Required action 1 -> From the article on emergency care in North Walton, repeat everything from "The most surprising" down to "from low-income families." word for word.
Required action 2 -> Put this sentence from the article on emergency care in North Walton into Spanish: "Adkinson said most patients taken to Okaloosa hospitals wind up at North Okaloosa Medical Center in Crestview."

Extract to read ->
Since the emergency room ceased operations, the number of out-of-county ambulance transports has jumped by 35%, and in the service zone that includes DeFuniak Springs, that number is 81%, according to statistics provided in July by Walton County Sheriff Michael Adkinson, whose office oversees North Walton emergency services.

Patients who would have been taken to Healthmark Regional are now going primarily to North Okaloosa Medical Center in Crestview, HCA Florida Twin Cities Hospital in Niceville or HCA Florida Fort Walton-Destin Hospital in Fort Walton Beach.

Adkinson said most patients taken to Okaloosa hospitals wind up at North Okaloosa Medical Center in Crestview.

The most surprising statistic for first responders, according to Adkinson, is the large number of people in the DeFuniak Springs area who are refusing ambulance transport that will take them out of the county. The number had increased in July by 60% overall, and in the zone including DeFuniak Springs by more than 120%.

"What we think this refusal rate means is that people are not going to the hospital because they don't have a ride home" from an out-of-county facility, Adkinson said. He said those most likely to access Healthmark Regional's services are "hyper-local" and in many cases from low-income families.

Bill Imfeld, the director of Walton County's Economic Development Alliance, said he has not had contact with Healthmark Regional administration, but driven by concerns expressed about the current status of emergency care in North Walton, has been reaching out, thus far unsuccessfully, to health care providers about locating a facility in the region.

Entries provided ->
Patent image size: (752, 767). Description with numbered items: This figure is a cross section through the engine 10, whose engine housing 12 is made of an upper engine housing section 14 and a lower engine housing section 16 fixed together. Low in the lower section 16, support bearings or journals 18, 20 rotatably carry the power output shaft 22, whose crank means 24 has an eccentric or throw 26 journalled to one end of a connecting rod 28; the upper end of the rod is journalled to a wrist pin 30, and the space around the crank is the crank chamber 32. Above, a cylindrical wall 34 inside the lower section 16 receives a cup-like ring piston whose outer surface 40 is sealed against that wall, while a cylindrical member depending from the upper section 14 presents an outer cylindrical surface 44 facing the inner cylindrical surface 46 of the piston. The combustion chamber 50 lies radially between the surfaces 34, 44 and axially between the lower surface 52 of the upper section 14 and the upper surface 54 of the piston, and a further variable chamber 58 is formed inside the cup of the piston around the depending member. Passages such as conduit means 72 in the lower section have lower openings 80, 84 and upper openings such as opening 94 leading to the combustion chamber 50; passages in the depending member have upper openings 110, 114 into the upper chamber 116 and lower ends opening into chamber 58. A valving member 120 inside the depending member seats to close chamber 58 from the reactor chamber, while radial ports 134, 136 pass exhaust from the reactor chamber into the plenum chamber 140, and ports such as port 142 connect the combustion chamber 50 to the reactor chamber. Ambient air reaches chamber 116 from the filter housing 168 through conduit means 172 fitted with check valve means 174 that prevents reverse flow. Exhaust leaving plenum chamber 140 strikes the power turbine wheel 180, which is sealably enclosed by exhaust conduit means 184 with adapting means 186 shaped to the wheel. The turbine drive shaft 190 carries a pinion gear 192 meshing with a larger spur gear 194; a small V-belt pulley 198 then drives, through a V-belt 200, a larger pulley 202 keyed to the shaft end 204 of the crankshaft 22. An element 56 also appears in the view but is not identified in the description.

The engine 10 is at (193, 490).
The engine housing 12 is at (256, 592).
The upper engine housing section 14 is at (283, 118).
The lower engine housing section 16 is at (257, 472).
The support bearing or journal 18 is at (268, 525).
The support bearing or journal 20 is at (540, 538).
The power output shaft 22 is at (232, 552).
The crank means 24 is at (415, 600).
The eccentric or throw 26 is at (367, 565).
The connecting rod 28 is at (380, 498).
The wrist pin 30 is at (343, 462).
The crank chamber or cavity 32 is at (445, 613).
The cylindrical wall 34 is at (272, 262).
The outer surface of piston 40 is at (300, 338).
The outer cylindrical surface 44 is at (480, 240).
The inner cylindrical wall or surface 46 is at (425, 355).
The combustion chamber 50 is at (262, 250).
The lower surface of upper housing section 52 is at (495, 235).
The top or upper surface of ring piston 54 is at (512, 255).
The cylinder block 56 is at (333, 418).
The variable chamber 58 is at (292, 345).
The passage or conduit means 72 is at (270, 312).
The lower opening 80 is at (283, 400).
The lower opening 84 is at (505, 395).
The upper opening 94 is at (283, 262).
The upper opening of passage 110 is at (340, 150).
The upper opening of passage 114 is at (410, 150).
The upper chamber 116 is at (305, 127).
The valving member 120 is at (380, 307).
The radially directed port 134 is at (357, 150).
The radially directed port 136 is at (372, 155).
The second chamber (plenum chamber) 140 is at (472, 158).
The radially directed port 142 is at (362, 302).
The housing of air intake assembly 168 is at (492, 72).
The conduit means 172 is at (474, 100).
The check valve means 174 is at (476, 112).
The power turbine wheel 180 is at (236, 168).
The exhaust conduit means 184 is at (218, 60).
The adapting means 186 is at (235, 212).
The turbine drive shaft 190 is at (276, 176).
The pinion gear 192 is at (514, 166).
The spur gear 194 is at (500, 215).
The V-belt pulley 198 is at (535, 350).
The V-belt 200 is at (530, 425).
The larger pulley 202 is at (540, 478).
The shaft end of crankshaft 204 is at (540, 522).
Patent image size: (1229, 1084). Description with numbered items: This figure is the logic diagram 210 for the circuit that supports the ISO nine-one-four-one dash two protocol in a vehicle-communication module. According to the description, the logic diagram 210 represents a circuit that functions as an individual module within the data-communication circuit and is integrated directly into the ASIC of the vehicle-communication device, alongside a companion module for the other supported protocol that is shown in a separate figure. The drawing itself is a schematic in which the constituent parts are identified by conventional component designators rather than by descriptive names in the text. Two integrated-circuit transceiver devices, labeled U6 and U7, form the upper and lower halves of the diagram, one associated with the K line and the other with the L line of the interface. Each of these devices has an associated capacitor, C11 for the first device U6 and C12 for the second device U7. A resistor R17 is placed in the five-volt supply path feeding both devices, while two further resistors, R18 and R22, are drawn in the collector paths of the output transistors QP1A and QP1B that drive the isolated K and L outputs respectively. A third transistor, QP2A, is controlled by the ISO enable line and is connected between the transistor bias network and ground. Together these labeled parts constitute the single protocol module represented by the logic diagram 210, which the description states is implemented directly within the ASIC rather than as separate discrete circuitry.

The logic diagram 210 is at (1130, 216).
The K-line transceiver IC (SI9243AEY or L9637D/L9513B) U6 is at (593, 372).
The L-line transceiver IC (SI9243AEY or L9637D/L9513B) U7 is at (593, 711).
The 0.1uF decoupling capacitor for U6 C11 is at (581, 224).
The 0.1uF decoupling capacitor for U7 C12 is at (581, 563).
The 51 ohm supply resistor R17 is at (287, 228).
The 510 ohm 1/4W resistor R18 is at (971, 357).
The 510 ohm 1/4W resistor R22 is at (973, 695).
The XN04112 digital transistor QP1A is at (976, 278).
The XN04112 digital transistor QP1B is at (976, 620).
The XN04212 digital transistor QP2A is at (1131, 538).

Answer area 1 ->
The most surprising statistic for first responders, according to Adkinson, is the large number of people in the DeFuniak Springs area who are refusing ambulance transport that will take them out of the county. The number had increased in July by 60% overall, and in the zone including DeFuniak Springs by more than 120%.

"What we think this refusal rate means is that people are not going to the hospital because they don't have a ride home" from an out-of-county facility, Adkinson said. He said those most likely to access Healthmark Regional's services are "hyper-local" and in many cases from low-income families.

Answer area 2 -> Adkinson dijo que la mayoría de los pacientes llevados a hospitales de Okaloosa terminan en el North Okaloosa Medical Center, en Crestview.